# RECORDS PROVIDED
◆ ◆ ◆ ◆

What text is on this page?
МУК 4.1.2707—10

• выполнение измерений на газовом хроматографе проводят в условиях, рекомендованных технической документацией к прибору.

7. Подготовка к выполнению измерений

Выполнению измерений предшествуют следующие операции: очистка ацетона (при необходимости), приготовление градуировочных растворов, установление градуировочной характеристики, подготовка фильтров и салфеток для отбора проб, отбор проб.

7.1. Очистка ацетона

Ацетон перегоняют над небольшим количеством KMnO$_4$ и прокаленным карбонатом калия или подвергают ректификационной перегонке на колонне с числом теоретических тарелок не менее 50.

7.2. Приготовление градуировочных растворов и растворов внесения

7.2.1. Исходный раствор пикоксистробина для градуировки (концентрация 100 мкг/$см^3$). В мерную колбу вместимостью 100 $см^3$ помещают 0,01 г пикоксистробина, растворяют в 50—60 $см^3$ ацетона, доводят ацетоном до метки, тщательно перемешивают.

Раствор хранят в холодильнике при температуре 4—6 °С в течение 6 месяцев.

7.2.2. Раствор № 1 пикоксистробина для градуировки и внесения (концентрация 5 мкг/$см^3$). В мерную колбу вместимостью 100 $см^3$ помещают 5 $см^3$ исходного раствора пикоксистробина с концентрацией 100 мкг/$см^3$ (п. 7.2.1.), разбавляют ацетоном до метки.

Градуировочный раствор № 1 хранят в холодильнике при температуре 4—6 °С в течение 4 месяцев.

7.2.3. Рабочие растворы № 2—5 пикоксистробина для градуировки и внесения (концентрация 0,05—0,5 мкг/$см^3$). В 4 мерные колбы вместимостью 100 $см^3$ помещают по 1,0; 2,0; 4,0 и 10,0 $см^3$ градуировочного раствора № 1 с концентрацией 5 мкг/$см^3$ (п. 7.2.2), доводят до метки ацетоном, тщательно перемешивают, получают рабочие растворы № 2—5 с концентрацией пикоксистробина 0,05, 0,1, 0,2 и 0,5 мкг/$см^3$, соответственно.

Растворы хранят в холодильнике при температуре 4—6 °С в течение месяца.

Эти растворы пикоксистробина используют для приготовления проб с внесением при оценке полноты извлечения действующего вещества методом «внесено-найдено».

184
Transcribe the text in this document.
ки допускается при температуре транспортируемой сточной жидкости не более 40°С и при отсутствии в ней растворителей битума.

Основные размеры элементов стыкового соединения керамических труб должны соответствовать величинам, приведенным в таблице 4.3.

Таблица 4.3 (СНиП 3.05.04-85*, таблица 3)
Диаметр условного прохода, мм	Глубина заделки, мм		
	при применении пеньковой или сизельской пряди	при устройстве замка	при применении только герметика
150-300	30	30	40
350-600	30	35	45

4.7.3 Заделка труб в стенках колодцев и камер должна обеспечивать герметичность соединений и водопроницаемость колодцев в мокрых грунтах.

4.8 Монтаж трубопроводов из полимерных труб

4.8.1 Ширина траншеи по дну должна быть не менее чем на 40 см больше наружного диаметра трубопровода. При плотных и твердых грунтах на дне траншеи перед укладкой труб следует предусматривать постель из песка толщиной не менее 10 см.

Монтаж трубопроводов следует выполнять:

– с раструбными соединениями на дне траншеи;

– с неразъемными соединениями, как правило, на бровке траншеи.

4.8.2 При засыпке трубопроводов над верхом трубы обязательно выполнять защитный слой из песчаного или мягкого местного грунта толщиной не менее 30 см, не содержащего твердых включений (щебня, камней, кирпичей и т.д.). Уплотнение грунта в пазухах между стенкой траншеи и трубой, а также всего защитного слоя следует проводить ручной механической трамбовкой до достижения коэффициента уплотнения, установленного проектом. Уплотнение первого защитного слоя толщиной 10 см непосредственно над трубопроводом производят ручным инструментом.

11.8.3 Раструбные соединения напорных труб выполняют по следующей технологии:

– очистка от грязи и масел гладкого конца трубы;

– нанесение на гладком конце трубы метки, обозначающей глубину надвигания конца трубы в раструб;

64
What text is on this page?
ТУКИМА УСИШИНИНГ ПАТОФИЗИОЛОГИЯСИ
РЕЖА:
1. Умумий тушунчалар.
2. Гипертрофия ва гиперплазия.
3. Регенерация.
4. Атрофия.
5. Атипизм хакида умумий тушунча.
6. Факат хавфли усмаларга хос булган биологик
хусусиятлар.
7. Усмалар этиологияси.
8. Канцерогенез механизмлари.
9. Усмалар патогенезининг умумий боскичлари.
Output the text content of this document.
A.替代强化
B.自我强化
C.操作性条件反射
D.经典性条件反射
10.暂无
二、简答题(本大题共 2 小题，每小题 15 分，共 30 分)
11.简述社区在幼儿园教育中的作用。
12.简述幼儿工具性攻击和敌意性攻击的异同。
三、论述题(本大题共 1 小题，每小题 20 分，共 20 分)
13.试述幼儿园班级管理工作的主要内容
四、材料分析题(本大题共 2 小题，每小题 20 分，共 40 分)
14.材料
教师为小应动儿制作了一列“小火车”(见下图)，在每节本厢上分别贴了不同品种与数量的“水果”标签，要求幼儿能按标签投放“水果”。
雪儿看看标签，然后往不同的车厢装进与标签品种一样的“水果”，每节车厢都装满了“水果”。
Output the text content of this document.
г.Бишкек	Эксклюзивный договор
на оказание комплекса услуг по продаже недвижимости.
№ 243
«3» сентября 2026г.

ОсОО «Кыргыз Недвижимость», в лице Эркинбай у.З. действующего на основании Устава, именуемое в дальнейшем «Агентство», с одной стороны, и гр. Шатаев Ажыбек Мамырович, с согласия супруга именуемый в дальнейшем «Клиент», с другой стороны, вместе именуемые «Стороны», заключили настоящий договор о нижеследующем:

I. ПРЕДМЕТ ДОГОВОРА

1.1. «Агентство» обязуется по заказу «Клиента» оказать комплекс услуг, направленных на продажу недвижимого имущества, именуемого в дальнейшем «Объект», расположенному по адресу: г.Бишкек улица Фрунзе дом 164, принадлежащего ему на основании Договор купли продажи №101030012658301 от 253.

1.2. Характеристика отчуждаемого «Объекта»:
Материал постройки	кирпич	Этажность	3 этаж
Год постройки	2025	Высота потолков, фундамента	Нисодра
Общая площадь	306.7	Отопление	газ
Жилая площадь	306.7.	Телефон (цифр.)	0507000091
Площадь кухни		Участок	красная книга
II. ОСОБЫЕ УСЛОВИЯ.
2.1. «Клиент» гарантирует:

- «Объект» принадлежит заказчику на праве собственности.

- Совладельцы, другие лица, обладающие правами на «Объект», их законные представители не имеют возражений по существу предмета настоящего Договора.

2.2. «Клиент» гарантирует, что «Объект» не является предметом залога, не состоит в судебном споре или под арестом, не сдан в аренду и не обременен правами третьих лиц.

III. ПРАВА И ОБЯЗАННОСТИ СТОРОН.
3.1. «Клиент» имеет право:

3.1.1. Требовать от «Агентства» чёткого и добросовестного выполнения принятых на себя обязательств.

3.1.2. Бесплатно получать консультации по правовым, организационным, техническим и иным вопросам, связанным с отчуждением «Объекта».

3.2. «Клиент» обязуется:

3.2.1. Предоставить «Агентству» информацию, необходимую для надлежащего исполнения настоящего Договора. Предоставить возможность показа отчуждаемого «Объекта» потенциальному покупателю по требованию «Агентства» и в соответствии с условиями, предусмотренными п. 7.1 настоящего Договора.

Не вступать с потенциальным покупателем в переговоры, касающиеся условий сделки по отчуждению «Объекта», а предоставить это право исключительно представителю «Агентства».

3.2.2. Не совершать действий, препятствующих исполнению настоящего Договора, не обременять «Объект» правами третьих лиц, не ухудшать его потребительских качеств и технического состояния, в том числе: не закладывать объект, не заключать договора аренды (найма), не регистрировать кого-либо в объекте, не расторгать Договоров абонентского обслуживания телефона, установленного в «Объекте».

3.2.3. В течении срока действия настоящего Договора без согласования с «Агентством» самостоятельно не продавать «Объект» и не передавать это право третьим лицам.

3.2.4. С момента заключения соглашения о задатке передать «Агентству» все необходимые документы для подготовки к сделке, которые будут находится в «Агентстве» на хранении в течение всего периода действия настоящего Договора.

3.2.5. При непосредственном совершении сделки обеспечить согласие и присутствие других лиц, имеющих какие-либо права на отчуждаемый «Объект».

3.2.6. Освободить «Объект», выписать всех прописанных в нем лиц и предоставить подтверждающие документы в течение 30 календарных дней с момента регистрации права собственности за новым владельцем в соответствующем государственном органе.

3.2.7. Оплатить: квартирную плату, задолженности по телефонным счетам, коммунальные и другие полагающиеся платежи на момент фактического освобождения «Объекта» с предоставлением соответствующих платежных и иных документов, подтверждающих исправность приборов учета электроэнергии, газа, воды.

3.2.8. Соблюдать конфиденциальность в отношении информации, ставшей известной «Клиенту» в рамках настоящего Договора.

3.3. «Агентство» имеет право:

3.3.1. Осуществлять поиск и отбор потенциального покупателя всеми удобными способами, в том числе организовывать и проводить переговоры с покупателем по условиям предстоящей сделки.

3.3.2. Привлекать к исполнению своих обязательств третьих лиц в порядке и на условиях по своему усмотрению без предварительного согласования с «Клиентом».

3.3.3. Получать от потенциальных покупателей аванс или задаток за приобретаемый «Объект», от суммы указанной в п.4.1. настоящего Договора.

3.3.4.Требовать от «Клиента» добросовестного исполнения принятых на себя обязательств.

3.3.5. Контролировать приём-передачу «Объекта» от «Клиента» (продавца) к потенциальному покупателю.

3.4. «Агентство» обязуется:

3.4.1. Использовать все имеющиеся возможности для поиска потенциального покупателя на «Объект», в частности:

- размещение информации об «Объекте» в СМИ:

◆ ◆ ◆ ◆

# THE PROBLEM
Your task is to collect every line above that contains the word "документы".

# CORRECT RESULT
3.2.4. С момента заключения соглашения о задатке передать «Агентству» все необходимые документы для подготовки к сделке, которые будут находится в «Агентстве» на хранении в течение всего периода действия настоящего Договора.
3.2.6. Освободить «Объект», выписать всех прописанных в нем лиц и предоставить подтверждающие документы в течение 30 календарных дней с момента регистрации права собственности за новым владельцем в соответствующем государственном органе.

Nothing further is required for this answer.